* _EXERCISE DETAILS_: Transcribe each entry below exactly. Pictures do not go in the copy.

* _MATERIAL FOR THE TASK_:
— START —
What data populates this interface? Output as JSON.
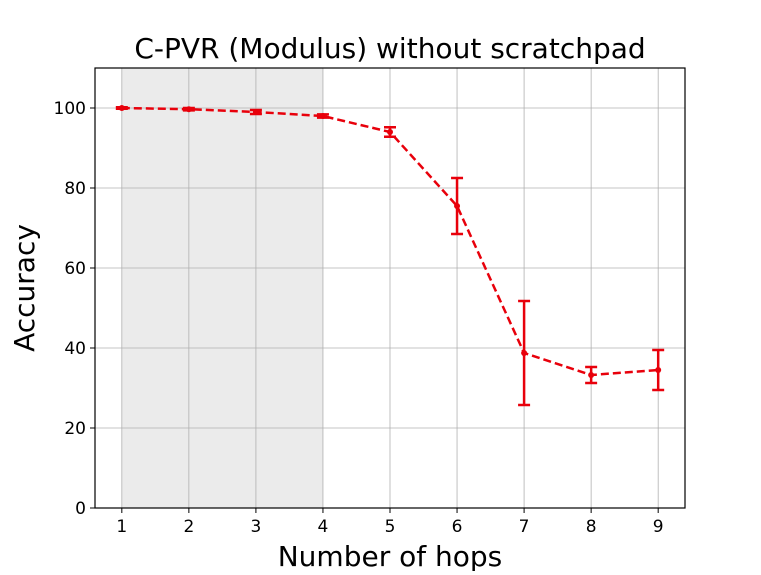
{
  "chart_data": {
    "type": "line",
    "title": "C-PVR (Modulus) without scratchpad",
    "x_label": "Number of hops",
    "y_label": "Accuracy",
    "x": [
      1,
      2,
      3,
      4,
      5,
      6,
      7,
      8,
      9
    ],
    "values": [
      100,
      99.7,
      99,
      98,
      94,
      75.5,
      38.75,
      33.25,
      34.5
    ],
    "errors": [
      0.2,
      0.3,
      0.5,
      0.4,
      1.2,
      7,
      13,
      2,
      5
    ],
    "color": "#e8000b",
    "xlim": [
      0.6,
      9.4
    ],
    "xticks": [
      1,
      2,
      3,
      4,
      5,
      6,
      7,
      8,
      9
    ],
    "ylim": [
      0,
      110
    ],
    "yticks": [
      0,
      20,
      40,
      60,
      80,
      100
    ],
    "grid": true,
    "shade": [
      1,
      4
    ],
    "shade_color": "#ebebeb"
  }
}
— END —
* _ANSWER_:
What data populates this interface? Output as JSON.
{
  "chart_data": {
    "type": "line",
    "title": "C-PVR (Modulus) without scratchpad",
    "x_label": "Number of hops",
    "y_label": "Accuracy",
    "x": [
      1,
      2,
      3,
      4,
      5,
      6,
      7,
      8,
      9
    ],
    "values": [
      100,
      99.7,
      99,
      98,
      94,
      75.5,
      38.75,
      33.25,
      34.5
    ],
    "errors": [
      0.2,
      0.3,
      0.5,
      0.4,
      1.2,
      7,
      13,
      2,
      5
    ],
    "color": "#e8000b",
    "xlim": [
      0.6,
      9.4
    ],
    "xticks": [
      1,
      2,
      3,
      4,
      5,
      6,
      7,
      8,
      9
    ],
    "ylim": [
      0,
      110
    ],
    "yticks": [
      0,
      20,
      40,
      60,
      80,
      100
    ],
    "grid": true,
    "shade": [
      1,
      4
    ],
    "shade_color": "#ebebeb"
  }
}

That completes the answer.